- [WHAT IS BEING ASKED]
All lines in which the word "title" occurs are to be extracted.
------------------------
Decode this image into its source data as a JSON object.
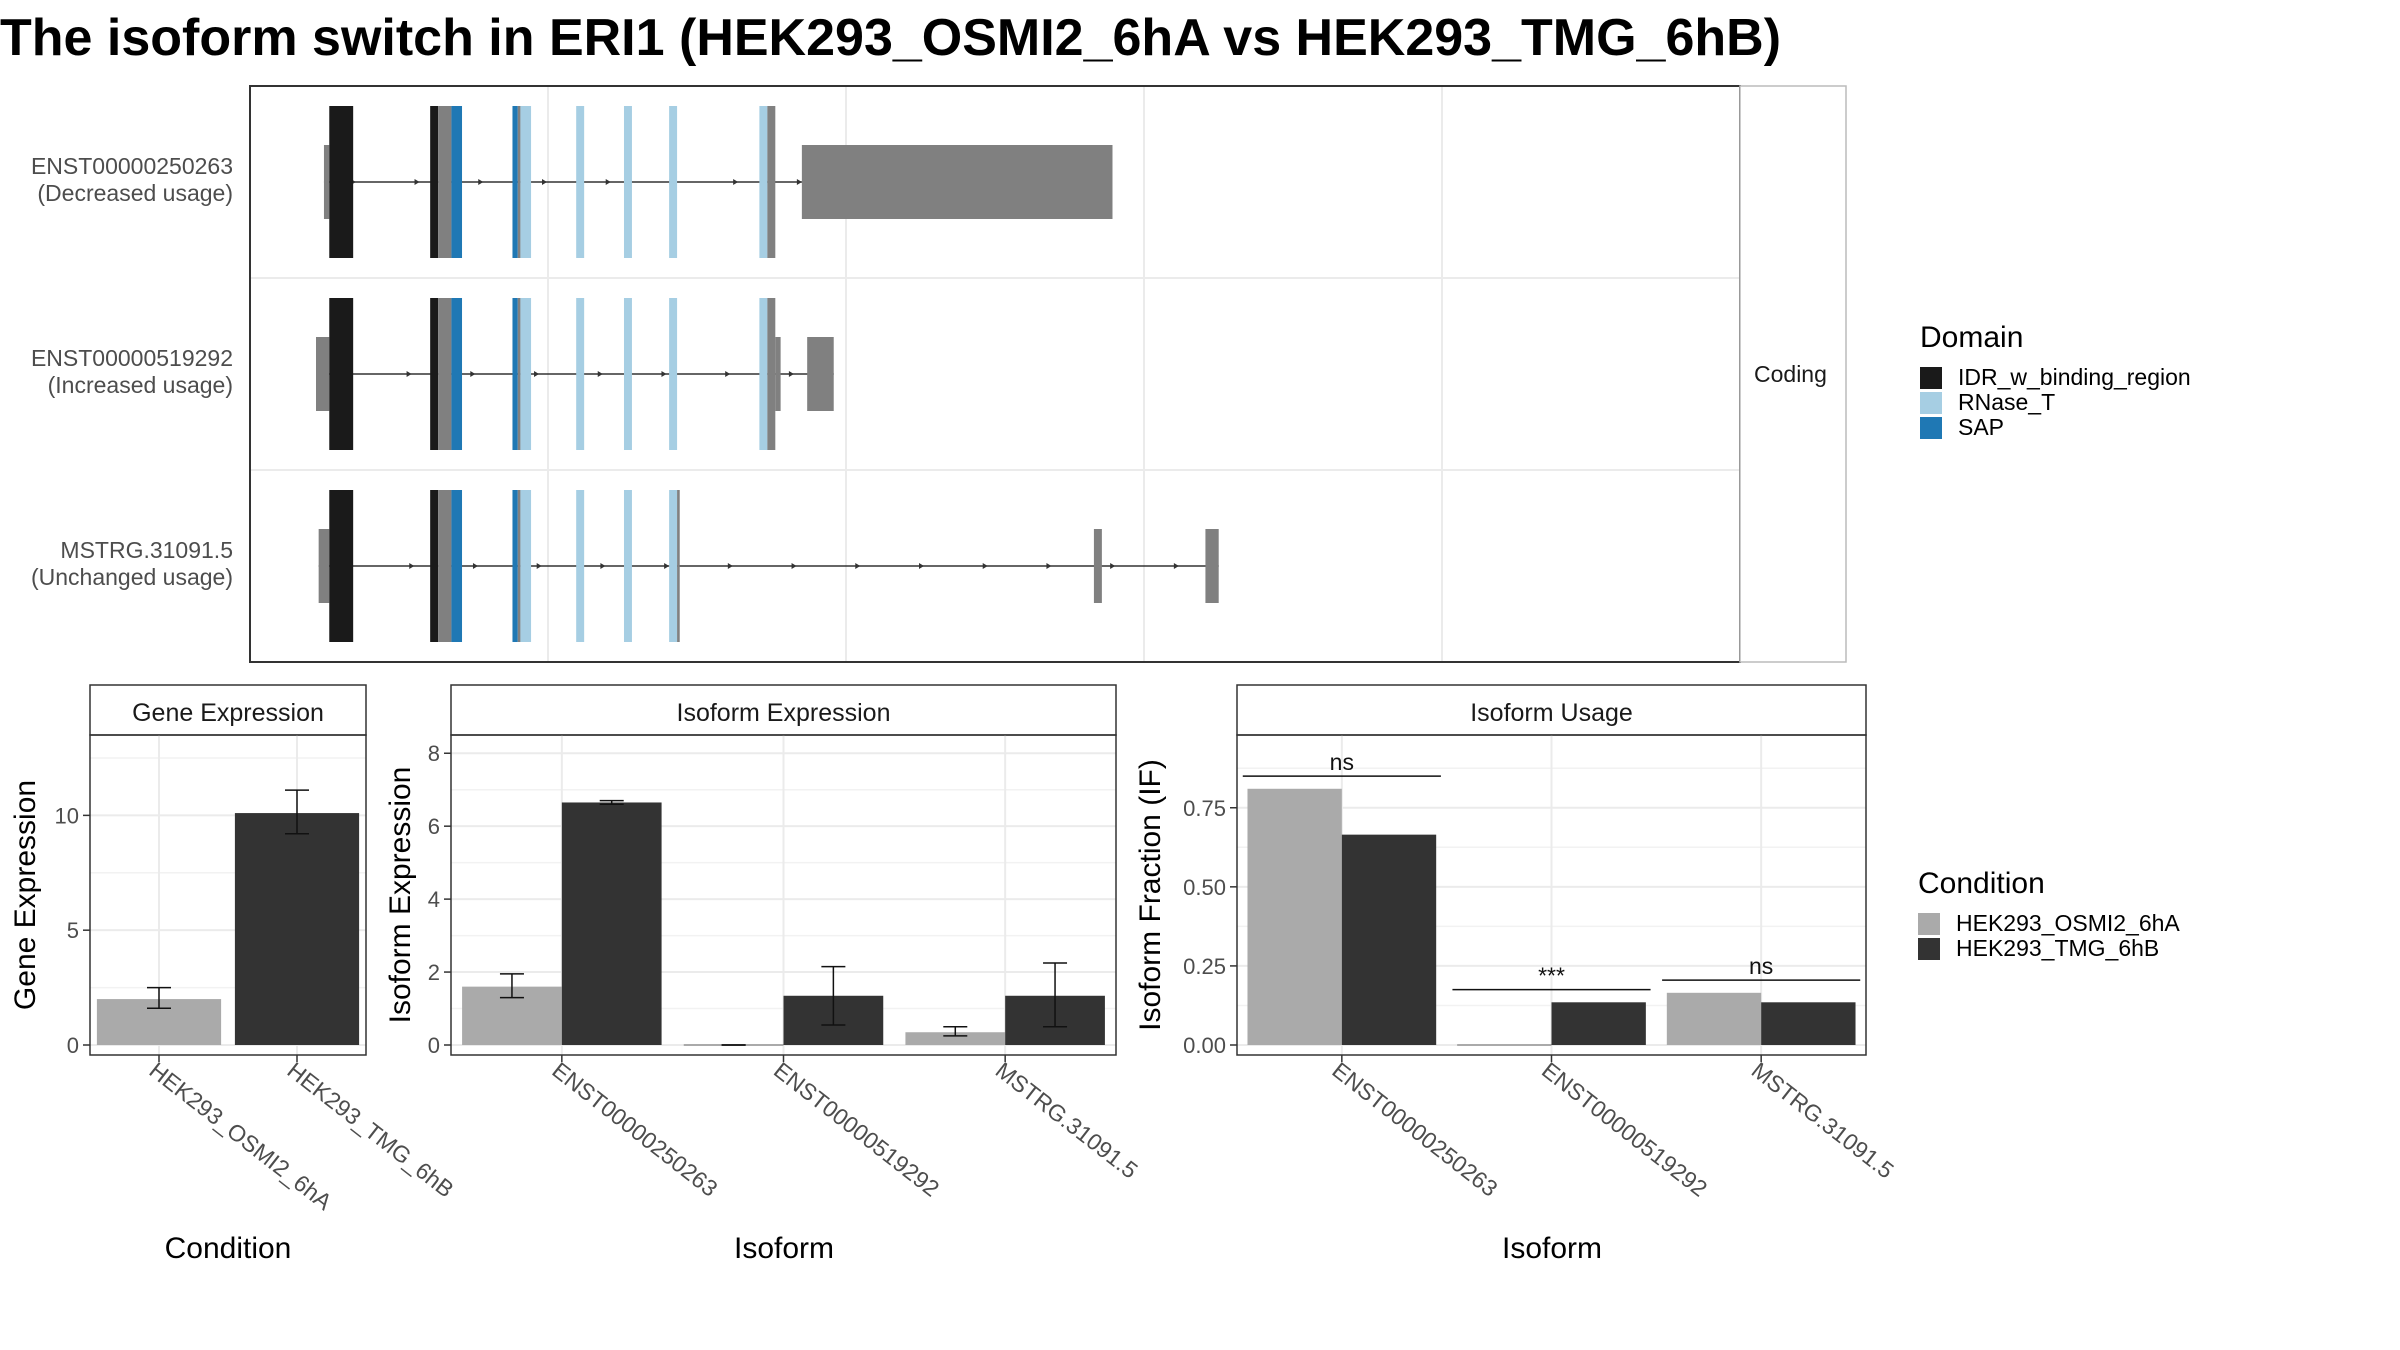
{
  "title": "The isoform switch in ERI1 (HEK293_OSMI2_6hA vs HEK293_TMG_6hB)",
  "colors": {
    "IDR_w_binding_region": "#1a1a1a",
    "RNase_T": "#a6cee3",
    "SAP": "#1f78b4",
    "utr": "#808080",
    "condA": "#aaaaaa",
    "condB": "#333333"
  },
  "structure": {
    "facet_label": "Coding",
    "transcripts": [
      {
        "id": "ENST00000250263",
        "usage": "(Decreased usage)",
        "utr_blocks": [
          [
            3,
            5
          ],
          [
            183,
            300
          ]
        ],
        "domains": [
          {
            "name": "IDR_w_binding_region",
            "x": [
              5,
              14
            ]
          },
          {
            "name": "IDR_w_binding_region",
            "x": [
              43,
              46
            ]
          },
          {
            "name": "utr",
            "x": [
              46,
              51
            ]
          },
          {
            "name": "SAP",
            "x": [
              51,
              55
            ]
          },
          {
            "name": "SAP",
            "x": [
              74,
              76
            ]
          },
          {
            "name": "utr",
            "x": [
              76,
              77
            ]
          },
          {
            "name": "RNase_T",
            "x": [
              77,
              81
            ]
          },
          {
            "name": "RNase_T",
            "x": [
              98,
              101
            ]
          },
          {
            "name": "RNase_T",
            "x": [
              116,
              119
            ]
          },
          {
            "name": "RNase_T",
            "x": [
              133,
              136
            ]
          },
          {
            "name": "RNase_T",
            "x": [
              167,
              170
            ]
          },
          {
            "name": "utr",
            "x": [
              170,
              173
            ]
          }
        ]
      },
      {
        "id": "ENST00000519292",
        "usage": "(Increased usage)",
        "utr_blocks": [
          [
            0,
            5
          ],
          [
            173,
            175
          ],
          [
            185,
            195
          ]
        ],
        "domains": [
          {
            "name": "IDR_w_binding_region",
            "x": [
              5,
              14
            ]
          },
          {
            "name": "IDR_w_binding_region",
            "x": [
              43,
              46
            ]
          },
          {
            "name": "utr",
            "x": [
              46,
              51
            ]
          },
          {
            "name": "SAP",
            "x": [
              51,
              55
            ]
          },
          {
            "name": "SAP",
            "x": [
              74,
              76
            ]
          },
          {
            "name": "utr",
            "x": [
              76,
              77
            ]
          },
          {
            "name": "RNase_T",
            "x": [
              77,
              81
            ]
          },
          {
            "name": "RNase_T",
            "x": [
              98,
              101
            ]
          },
          {
            "name": "RNase_T",
            "x": [
              116,
              119
            ]
          },
          {
            "name": "RNase_T",
            "x": [
              133,
              136
            ]
          },
          {
            "name": "RNase_T",
            "x": [
              167,
              170
            ]
          },
          {
            "name": "utr",
            "x": [
              170,
              173
            ]
          }
        ]
      },
      {
        "id": "MSTRG.31091.5",
        "usage": "(Unchanged usage)",
        "utr_blocks": [
          [
            1,
            5
          ],
          [
            293,
            296
          ],
          [
            335,
            340
          ]
        ],
        "domains": [
          {
            "name": "IDR_w_binding_region",
            "x": [
              5,
              14
            ]
          },
          {
            "name": "IDR_w_binding_region",
            "x": [
              43,
              46
            ]
          },
          {
            "name": "utr",
            "x": [
              46,
              51
            ]
          },
          {
            "name": "SAP",
            "x": [
              51,
              55
            ]
          },
          {
            "name": "SAP",
            "x": [
              74,
              76
            ]
          },
          {
            "name": "utr",
            "x": [
              76,
              77
            ]
          },
          {
            "name": "RNase_T",
            "x": [
              77,
              81
            ]
          },
          {
            "name": "RNase_T",
            "x": [
              98,
              101
            ]
          },
          {
            "name": "RNase_T",
            "x": [
              116,
              119
            ]
          },
          {
            "name": "RNase_T",
            "x": [
              133,
              136
            ]
          },
          {
            "name": "utr",
            "x": [
              136,
              137
            ]
          }
        ]
      }
    ]
  },
  "legend_domain": {
    "title": "Domain",
    "items": [
      "IDR_w_binding_region",
      "RNase_T",
      "SAP"
    ]
  },
  "legend_condition": {
    "title": "Condition",
    "items": [
      "HEK293_OSMI2_6hA",
      "HEK293_TMG_6hB"
    ]
  },
  "chart_data": [
    {
      "type": "bar",
      "title": "Gene Expression",
      "xlabel": "Condition",
      "ylabel": "Gene Expression",
      "ylim": [
        0,
        13.5
      ],
      "yticks": [
        0,
        5,
        10
      ],
      "yticklabels": [
        "0",
        "5",
        "10"
      ],
      "categories": [
        "HEK293_OSMI2_6hA",
        "HEK293_TMG_6hB"
      ],
      "values": [
        2.0,
        10.1
      ],
      "error_low": [
        1.6,
        9.2
      ],
      "error_high": [
        2.5,
        11.1
      ]
    },
    {
      "type": "bar",
      "title": "Isoform Expression",
      "xlabel": "Isoform",
      "ylabel": "Isoform Expression",
      "ylim": [
        0,
        8.5
      ],
      "yticks": [
        0,
        2,
        4,
        6,
        8
      ],
      "yticklabels": [
        "0",
        "2",
        "4",
        "6",
        "8"
      ],
      "categories": [
        "ENST00000250263",
        "ENST00000519292",
        "MSTRG.31091.5"
      ],
      "series": [
        {
          "name": "HEK293_OSMI2_6hA",
          "values": [
            1.6,
            0.0,
            0.35
          ],
          "error_low": [
            1.3,
            0.0,
            0.25
          ],
          "error_high": [
            1.95,
            0.0,
            0.5
          ]
        },
        {
          "name": "HEK293_TMG_6hB",
          "values": [
            6.65,
            1.35,
            1.35
          ],
          "error_low": [
            6.6,
            0.55,
            0.5
          ],
          "error_high": [
            6.7,
            2.15,
            2.25
          ]
        }
      ]
    },
    {
      "type": "bar",
      "title": "Isoform Usage",
      "xlabel": "Isoform",
      "ylabel": "Isoform Fraction (IF)",
      "ylim": [
        0,
        0.98
      ],
      "yticks": [
        0,
        0.25,
        0.5,
        0.75
      ],
      "yticklabels": [
        "0.00",
        "0.25",
        "0.50",
        "0.75"
      ],
      "categories": [
        "ENST00000250263",
        "ENST00000519292",
        "MSTRG.31091.5"
      ],
      "series": [
        {
          "name": "HEK293_OSMI2_6hA",
          "values": [
            0.81,
            0.0,
            0.165
          ]
        },
        {
          "name": "HEK293_TMG_6hB",
          "values": [
            0.665,
            0.135,
            0.135
          ]
        }
      ],
      "significance": [
        {
          "label": "ns",
          "y": 0.85
        },
        {
          "label": "***",
          "y": 0.175
        },
        {
          "label": "ns",
          "y": 0.205
        }
      ]
    }
  ]
}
------------------------
- [WORKED SOLUTION]
  "title": "The isoform switch in ERI1 (HEK293_OSMI2_6hA vs HEK293_TMG_6hB)",
    "title": "Domain",
    "title": "Condition",
      "title": "Gene Expression",
      "title": "Isoform Expression",
      "title": "Isoform Usage",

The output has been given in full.